» **TASK PROMPT**
Identify the lines containing the word "Rubric". Copy each one.

» **DATASET RECORDS**
------------------------------

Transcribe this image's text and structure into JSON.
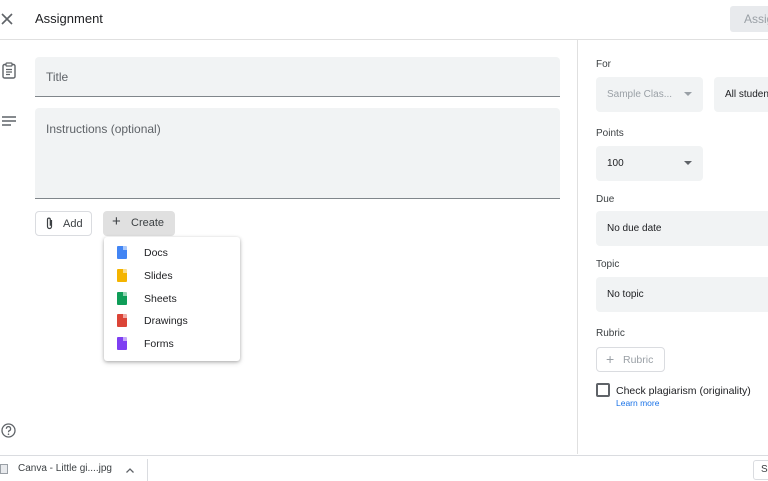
{
  "header": {
    "title": "Assignment",
    "assign_label": "Assign"
  },
  "form": {
    "title_placeholder": "Title",
    "instructions_placeholder": "Instructions (optional)"
  },
  "attach": {
    "add_label": "Add",
    "create_label": "Create"
  },
  "create_menu": [
    {
      "label": "Docs",
      "icon": "google-docs-icon",
      "color": "#4285f4"
    },
    {
      "label": "Slides",
      "icon": "google-slides-icon",
      "color": "#f4b400"
    },
    {
      "label": "Sheets",
      "icon": "google-sheets-icon",
      "color": "#0f9d58"
    },
    {
      "label": "Drawings",
      "icon": "google-drawings-icon",
      "color": "#db4437"
    },
    {
      "label": "Forms",
      "icon": "google-forms-icon",
      "color": "#7e3ff2"
    }
  ],
  "settings": {
    "for_label": "For",
    "class_value": "Sample Clas...",
    "students_value": "All studen",
    "points_label": "Points",
    "points_value": "100",
    "due_label": "Due",
    "due_value": "No due date",
    "topic_label": "Topic",
    "topic_value": "No topic",
    "rubric_label": "Rubric",
    "rubric_button": "Rubric",
    "plagiarism_label": "Check plagiarism (originality)",
    "learn_more": "Learn more"
  },
  "downloads": {
    "file_name": "Canva - Little gi....jpg",
    "show_all": "S"
  }
}
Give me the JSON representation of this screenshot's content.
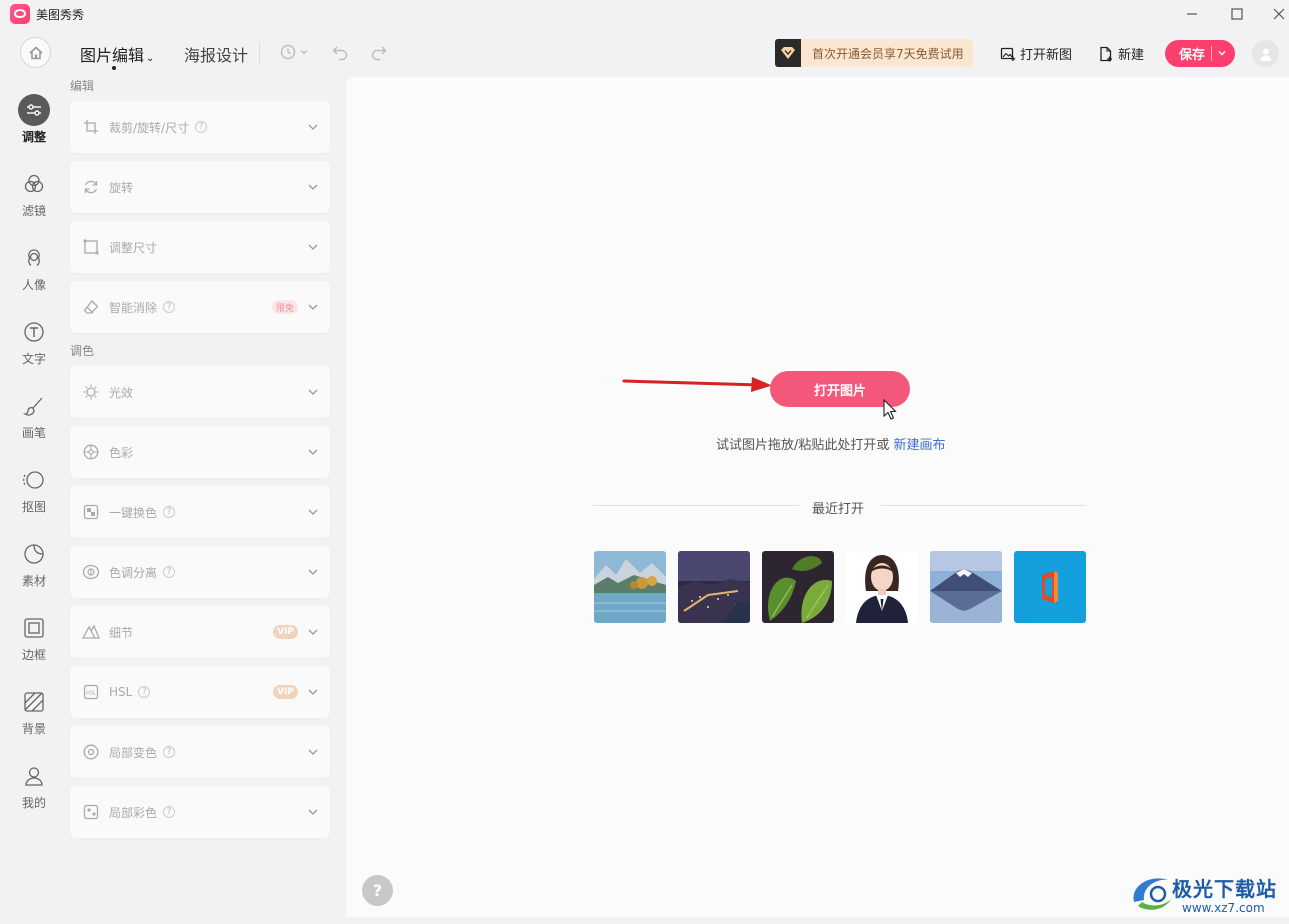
{
  "app": {
    "title": "美图秀秀"
  },
  "toolbar": {
    "tabs": [
      {
        "label": "图片编辑"
      },
      {
        "label": "海报设计"
      }
    ],
    "vip_banner": "首次开通会员享7天免费试用",
    "open_new_label": "打开新图",
    "new_label": "新建",
    "save_label": "保存"
  },
  "rail": [
    {
      "label": "调整",
      "icon": "sliders-icon",
      "active": true
    },
    {
      "label": "滤镜",
      "icon": "filter-icon"
    },
    {
      "label": "人像",
      "icon": "portrait-icon"
    },
    {
      "label": "文字",
      "icon": "text-icon"
    },
    {
      "label": "画笔",
      "icon": "brush-icon"
    },
    {
      "label": "抠图",
      "icon": "cutout-icon"
    },
    {
      "label": "素材",
      "icon": "sticker-icon"
    },
    {
      "label": "边框",
      "icon": "frame-icon"
    },
    {
      "label": "背景",
      "icon": "background-icon"
    },
    {
      "label": "我的",
      "icon": "user-icon"
    }
  ],
  "panel": {
    "section_edit": "编辑",
    "section_color": "调色",
    "edit_items": [
      {
        "label": "裁剪/旋转/尺寸",
        "icon": "crop-icon",
        "help": true
      },
      {
        "label": "旋转",
        "icon": "rotate-icon"
      },
      {
        "label": "调整尺寸",
        "icon": "resize-icon"
      },
      {
        "label": "智能消除",
        "icon": "eraser-icon",
        "help": true,
        "tag": "限免"
      }
    ],
    "color_items": [
      {
        "label": "光效",
        "icon": "sun-icon"
      },
      {
        "label": "色彩",
        "icon": "palette-icon"
      },
      {
        "label": "一键换色",
        "icon": "swap-color-icon",
        "help": true
      },
      {
        "label": "色调分离",
        "icon": "tone-split-icon",
        "help": true
      },
      {
        "label": "细节",
        "icon": "detail-icon",
        "tag": "VIP"
      },
      {
        "label": "HSL",
        "icon": "hsl-icon",
        "help": true,
        "tag": "VIP"
      },
      {
        "label": "局部变色",
        "icon": "local-color-change-icon",
        "help": true
      },
      {
        "label": "局部彩色",
        "icon": "local-color-icon",
        "help": true
      }
    ]
  },
  "workspace": {
    "open_button": "打开图片",
    "hint_text": "试试图片拖放/粘贴此处打开或",
    "hint_link": "新建画布",
    "recent_title": "最近打开",
    "recent_thumbs": [
      "lake-autumn-thumb",
      "city-night-thumb",
      "green-leaves-thumb",
      "portrait-girl-thumb",
      "mount-fuji-thumb",
      "office-logo-thumb"
    ]
  },
  "watermark": {
    "name": "极光下载站",
    "url": "www.xz7.com"
  },
  "colors": {
    "accent": "#fc3f6e",
    "open_button": "#f3587a",
    "link": "#3d6fd4"
  }
}
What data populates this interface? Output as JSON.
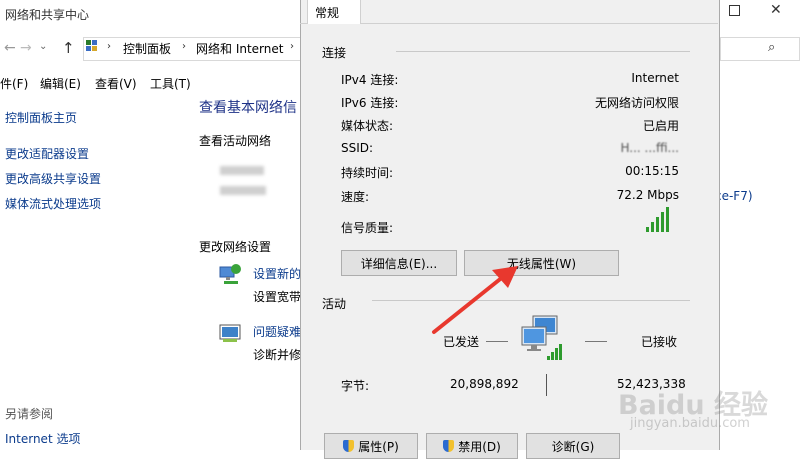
{
  "bg_window": {
    "title": "网络和共享中心",
    "breadcrumb": [
      "控制面板",
      "网络和 Internet"
    ],
    "menu": [
      "件(F)",
      "编辑(E)",
      "查看(V)",
      "工具(T)"
    ],
    "sidebar": [
      "控制面板主页",
      "更改适配器设置",
      "更改高级共享设置",
      "媒体流式处理选项"
    ],
    "see_also_title": "另请参阅",
    "see_also_items": [
      "Internet 选项"
    ],
    "main_title": "查看基本网络信",
    "active_networks_title": "查看活动网络",
    "change_settings_title": "更改网络设置",
    "item1_link": "设置新的",
    "item1_desc": "设置宽带",
    "item2_link": "问题疑难",
    "item2_desc": "诊断并修",
    "partial_text": "ce-F7)"
  },
  "dialog": {
    "tab": "常规",
    "connection_title": "连接",
    "rows": [
      {
        "label": "IPv4 连接:",
        "value": "Internet"
      },
      {
        "label": "IPv6 连接:",
        "value": "无网络访问权限"
      },
      {
        "label": "媒体状态:",
        "value": "已启用"
      },
      {
        "label": "SSID:",
        "value": "H...  ...ffi..."
      },
      {
        "label": "持续时间:",
        "value": "00:15:15"
      },
      {
        "label": "速度:",
        "value": "72.2 Mbps"
      }
    ],
    "signal_label": "信号质量:",
    "signal_level": 1.0,
    "details_button": "详细信息(E)...",
    "wireless_props_button": "无线属性(W)",
    "activity_title": "活动",
    "sent_label": "已发送",
    "received_label": "已接收",
    "bytes_label": "字节:",
    "bytes_sent": "20,898,892",
    "bytes_received": "52,423,338",
    "properties_button": "属性(P)",
    "disable_button": "禁用(D)",
    "diagnose_button": "诊断(G)"
  },
  "watermark": {
    "logo": "Baidu 经验",
    "url": "jingyan.baidu.com"
  },
  "colors": {
    "link": "#0b3b8c",
    "arrow": "#e8382e",
    "signal": "#2e9b2e",
    "focus": "#0078d7"
  }
}
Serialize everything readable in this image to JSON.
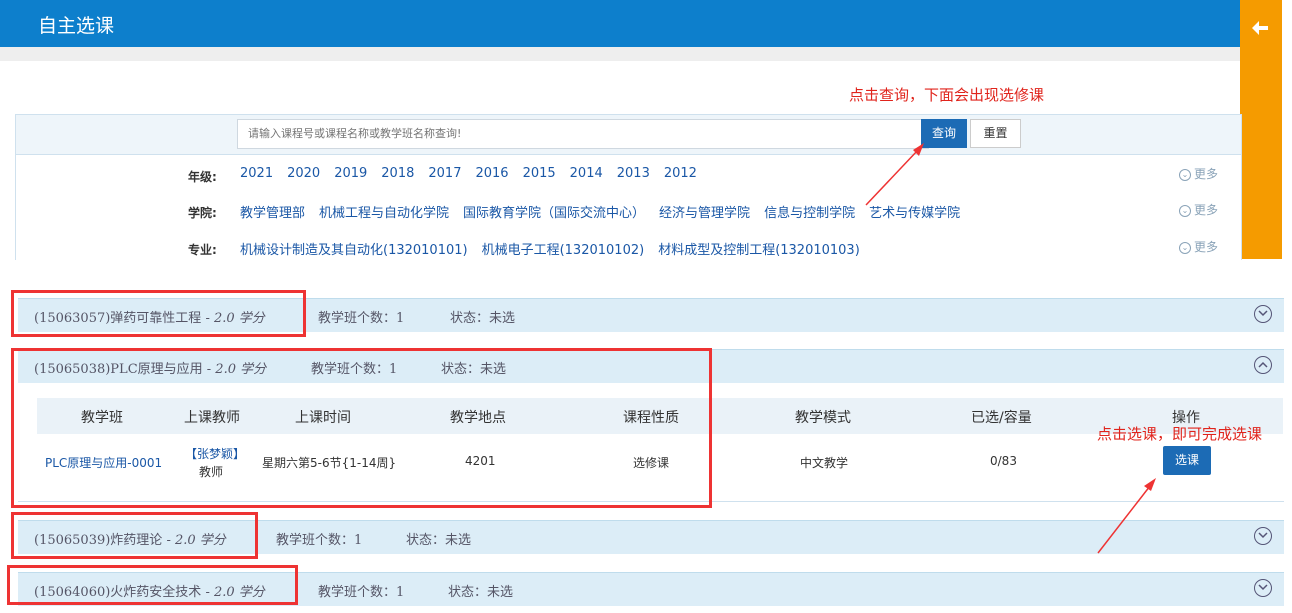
{
  "header": {
    "title": "自主选课"
  },
  "annotations": {
    "query_hint": "点击查询，下面会出现选修课",
    "select_hint": "点击选课，即可完成选课"
  },
  "search": {
    "placeholder": "请输入课程号或课程名称或教学班名称查询!",
    "query_label": "查询",
    "reset_label": "重置"
  },
  "filters": {
    "more_label": "更多",
    "grade": {
      "label": "年级:",
      "options": [
        "2021",
        "2020",
        "2019",
        "2018",
        "2017",
        "2016",
        "2015",
        "2014",
        "2013",
        "2012"
      ]
    },
    "college": {
      "label": "学院:",
      "options": [
        "教学管理部",
        "机械工程与自动化学院",
        "国际教育学院（国际交流中心）",
        "经济与管理学院",
        "信息与控制学院",
        "艺术与传媒学院"
      ]
    },
    "major": {
      "label": "专业:",
      "options": [
        "机械设计制造及其自动化(132010101)",
        "机械电子工程(132010102)",
        "材料成型及控制工程(132010103)"
      ]
    }
  },
  "courses": [
    {
      "code_name": "(15063057)弹药可靠性工程 - ",
      "credit": "2.0 学分",
      "count": "教学班个数：1",
      "status": "状态：未选"
    },
    {
      "code_name": "(15065038)PLC原理与应用 - ",
      "credit": "2.0 学分",
      "count": "教学班个数：1",
      "status": "状态：未选"
    },
    {
      "code_name": "(15065039)炸药理论 - ",
      "credit": "2.0 学分",
      "count": "教学班个数：1",
      "status": "状态：未选"
    },
    {
      "code_name": "(15064060)火炸药安全技术 - ",
      "credit": "2.0 学分",
      "count": "教学班个数：1",
      "status": "状态：未选"
    }
  ],
  "table": {
    "headers": [
      "教学班",
      "上课教师",
      "上课时间",
      "教学地点",
      "课程性质",
      "教学模式",
      "已选/容量",
      "操作"
    ],
    "row": {
      "class_name": "PLC原理与应用-0001",
      "teacher_name": "【张梦颖】",
      "teacher_title": "教师",
      "time": "星期六第5-6节{1-14周}",
      "location": "4201",
      "nature": "选修课",
      "mode": "中文教学",
      "capacity": "0/83",
      "action_label": "选课"
    }
  }
}
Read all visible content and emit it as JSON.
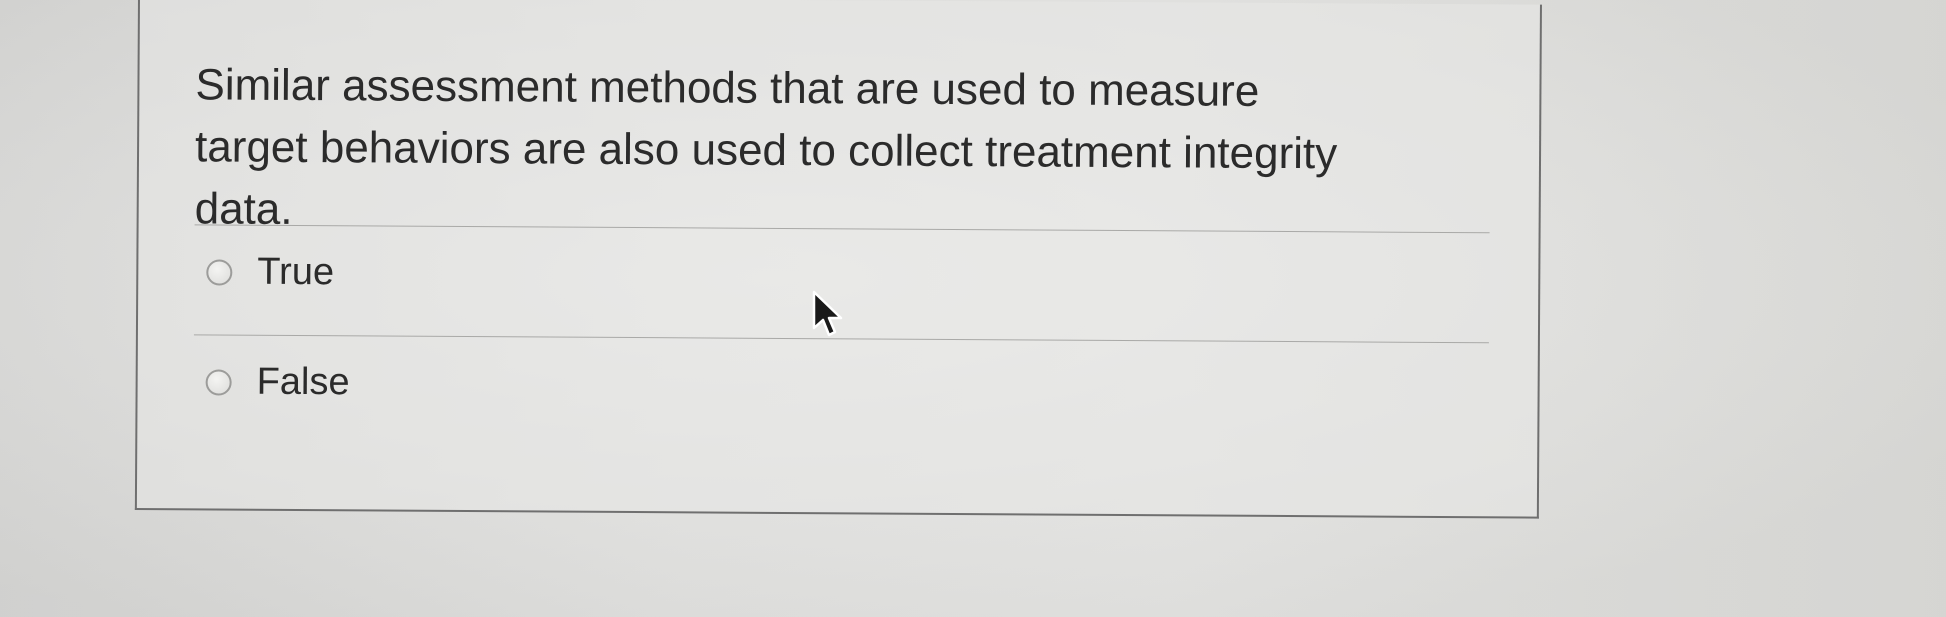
{
  "question": {
    "text": "Similar assessment methods that are used to measure target behaviors are also used to collect treatment integrity data."
  },
  "options": [
    {
      "label": "True",
      "selected": false
    },
    {
      "label": "False",
      "selected": false
    }
  ],
  "cursor": {
    "icon": "mouse-pointer-icon"
  }
}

------------------------------

» **CORRECT RESULT**
    "rubric_label": "Rubric",
    "rubric_button": "Rubric",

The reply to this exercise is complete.